#### Work to be completed:
Reproduce the records. Keep every word exact and include no images.
--- start Dataset records ---
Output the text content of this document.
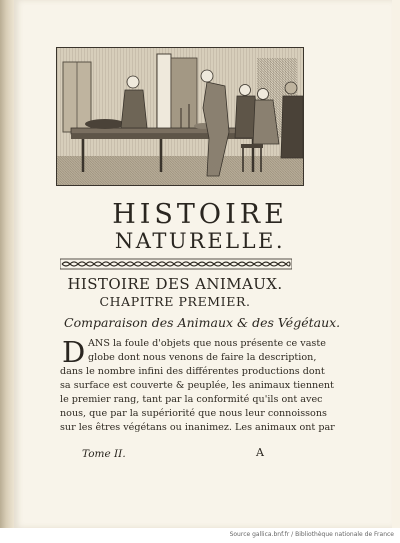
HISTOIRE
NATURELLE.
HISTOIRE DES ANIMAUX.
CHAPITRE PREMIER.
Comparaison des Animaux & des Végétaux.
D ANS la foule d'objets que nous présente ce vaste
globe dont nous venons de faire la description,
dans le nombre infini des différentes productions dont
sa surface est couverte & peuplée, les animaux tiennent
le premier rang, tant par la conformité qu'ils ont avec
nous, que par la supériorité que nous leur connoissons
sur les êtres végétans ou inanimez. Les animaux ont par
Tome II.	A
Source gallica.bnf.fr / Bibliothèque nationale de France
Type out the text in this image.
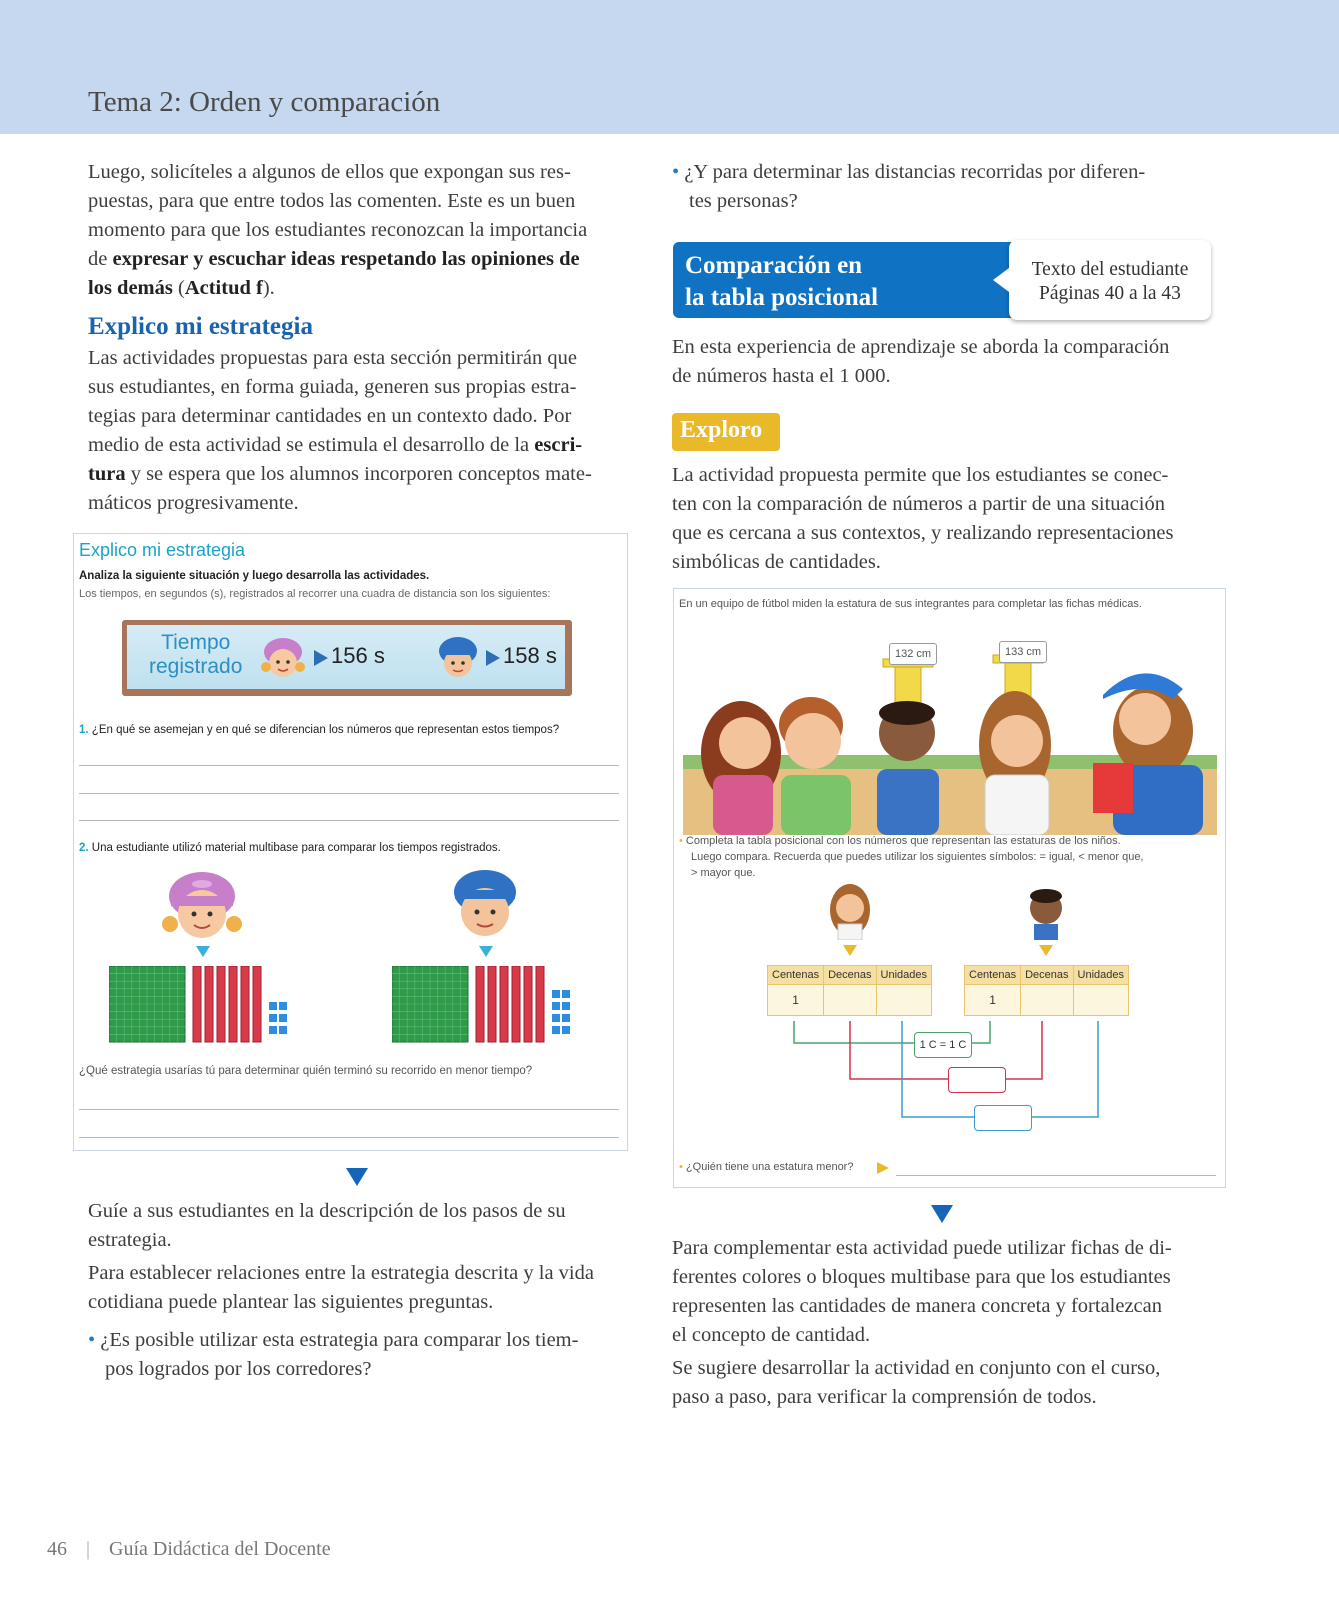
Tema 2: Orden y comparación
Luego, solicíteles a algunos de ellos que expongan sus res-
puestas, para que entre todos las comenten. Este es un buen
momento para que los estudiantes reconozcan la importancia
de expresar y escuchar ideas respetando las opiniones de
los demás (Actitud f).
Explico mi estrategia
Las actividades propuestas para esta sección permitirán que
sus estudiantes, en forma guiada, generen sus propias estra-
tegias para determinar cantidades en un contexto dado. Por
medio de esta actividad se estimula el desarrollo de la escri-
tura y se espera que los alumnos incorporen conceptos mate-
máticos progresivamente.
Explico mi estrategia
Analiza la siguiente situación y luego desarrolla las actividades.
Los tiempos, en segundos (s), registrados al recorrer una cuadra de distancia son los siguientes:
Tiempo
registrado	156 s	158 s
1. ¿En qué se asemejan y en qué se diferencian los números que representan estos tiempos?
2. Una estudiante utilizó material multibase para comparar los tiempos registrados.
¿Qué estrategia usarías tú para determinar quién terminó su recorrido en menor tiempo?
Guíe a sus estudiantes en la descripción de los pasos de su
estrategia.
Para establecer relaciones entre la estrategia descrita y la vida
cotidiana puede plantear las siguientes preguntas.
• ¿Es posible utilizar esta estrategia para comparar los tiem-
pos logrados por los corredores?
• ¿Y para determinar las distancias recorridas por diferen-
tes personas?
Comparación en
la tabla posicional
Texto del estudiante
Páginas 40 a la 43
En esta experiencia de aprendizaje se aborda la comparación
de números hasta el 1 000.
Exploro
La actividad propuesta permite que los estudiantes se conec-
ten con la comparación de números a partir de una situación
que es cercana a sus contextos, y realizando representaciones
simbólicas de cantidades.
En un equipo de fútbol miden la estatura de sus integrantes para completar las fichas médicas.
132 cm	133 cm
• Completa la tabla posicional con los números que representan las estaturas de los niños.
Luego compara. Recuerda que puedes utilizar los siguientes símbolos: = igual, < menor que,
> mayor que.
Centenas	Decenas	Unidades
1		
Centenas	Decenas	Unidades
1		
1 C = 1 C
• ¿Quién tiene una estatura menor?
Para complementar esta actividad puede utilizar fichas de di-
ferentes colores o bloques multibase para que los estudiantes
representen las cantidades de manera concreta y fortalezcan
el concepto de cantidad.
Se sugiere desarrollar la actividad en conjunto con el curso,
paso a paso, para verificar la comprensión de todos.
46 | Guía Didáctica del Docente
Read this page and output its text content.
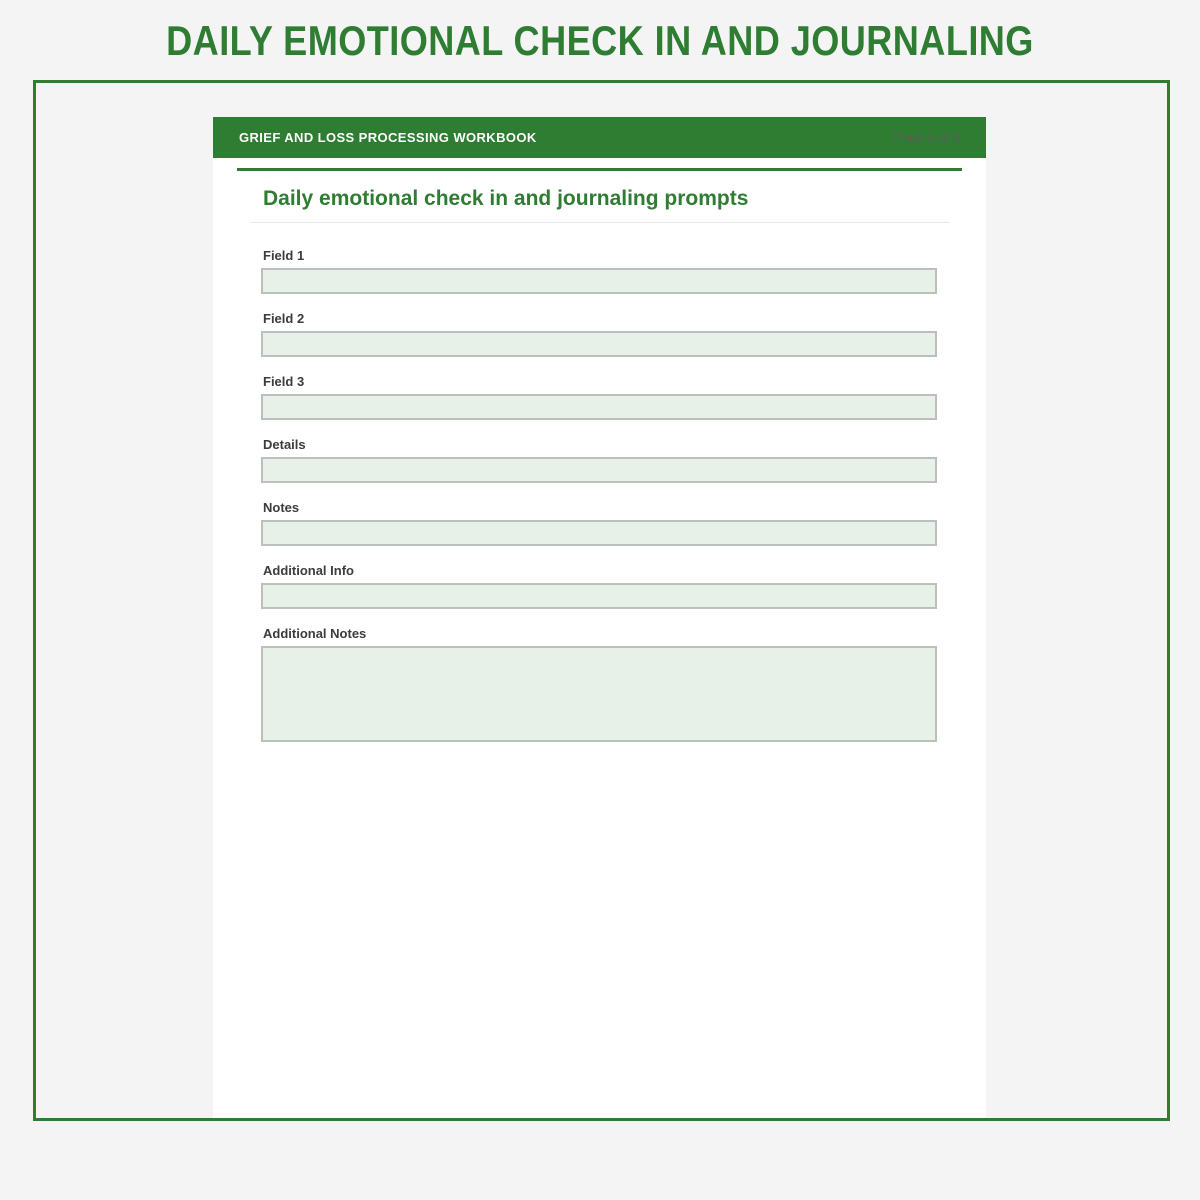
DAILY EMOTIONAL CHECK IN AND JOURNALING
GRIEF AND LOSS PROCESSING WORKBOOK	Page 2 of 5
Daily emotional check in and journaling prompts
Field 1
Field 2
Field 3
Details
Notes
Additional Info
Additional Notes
--- end Dataset records ---
#### Task result:
Output the text content of this document.
HISTOIRE
NATURELLE.
HISTOIRE DES ANIMAUX.
CHAPITRE PREMIER.
Comparaison des Animaux & des Végétaux.
D ANS la foule d'objets que nous présente ce vaste
globe dont nous venons de faire la description,
dans le nombre infini des différentes productions dont
sa surface est couverte & peuplée, les animaux tiennent
le premier rang, tant par la conformité qu'ils ont avec
nous, que par la supériorité que nous leur connoissons
sur les êtres végétans ou inanimez. Les animaux ont par
Tome II.	A
Source gallica.bnf.fr / Bibliothèque nationale de France
Type out the text in this image.
Tema 2: Orden y comparación
Luego, solicíteles a algunos de ellos que expongan sus res-
puestas, para que entre todos las comenten. Este es un buen
momento para que los estudiantes reconozcan la importancia
de expresar y escuchar ideas respetando las opiniones de
los demás (Actitud f).
Explico mi estrategia
Las actividades propuestas para esta sección permitirán que
sus estudiantes, en forma guiada, generen sus propias estra-
tegias para determinar cantidades en un contexto dado. Por
medio de esta actividad se estimula el desarrollo de la escri-
tura y se espera que los alumnos incorporen conceptos mate-
máticos progresivamente.
Explico mi estrategia
Analiza la siguiente situación y luego desarrolla las actividades.
Los tiempos, en segundos (s), registrados al recorrer una cuadra de distancia son los siguientes:
Tiempo
registrado	156 s	158 s
1. ¿En qué se asemejan y en qué se diferencian los números que representan estos tiempos?
2. Una estudiante utilizó material multibase para comparar los tiempos registrados.
¿Qué estrategia usarías tú para determinar quién terminó su recorrido en menor tiempo?
Guíe a sus estudiantes en la descripción de los pasos de su
estrategia.
Para establecer relaciones entre la estrategia descrita y la vida
cotidiana puede plantear las siguientes preguntas.
• ¿Es posible utilizar esta estrategia para comparar los tiem-
pos logrados por los corredores?
• ¿Y para determinar las distancias recorridas por diferen-
tes personas?
Comparación en
la tabla posicional
Texto del estudiante
Páginas 40 a la 43
En esta experiencia de aprendizaje se aborda la comparación
de números hasta el 1 000.
Exploro
La actividad propuesta permite que los estudiantes se conec-
ten con la comparación de números a partir de una situación
que es cercana a sus contextos, y realizando representaciones
simbólicas de cantidades.
En un equipo de fútbol miden la estatura de sus integrantes para completar las fichas médicas.
132 cm	133 cm
• Completa la tabla posicional con los números que representan las estaturas de los niños.
Luego compara. Recuerda que puedes utilizar los siguientes símbolos: = igual, < menor que,
> mayor que.
Centenas	Decenas	Unidades
1		
Centenas	Decenas	Unidades
1		
1 C = 1 C
• ¿Quién tiene una estatura menor?
Para complementar esta actividad puede utilizar fichas de di-
ferentes colores o bloques multibase para que los estudiantes
representen las cantidades de manera concreta y fortalezcan
el concepto de cantidad.
Se sugiere desarrollar la actividad en conjunto con el curso,
paso a paso, para verificar la comprensión de todos.
46 | Guía Didáctica del Docente
Read this page and output its text content.
DAILY EMOTIONAL CHECK IN AND JOURNALING
GRIEF AND LOSS PROCESSING WORKBOOK	Page 2 of 5
Daily emotional check in and journaling prompts
Field 1
Field 2
Field 3
Details
Notes
Additional Info
Additional Notes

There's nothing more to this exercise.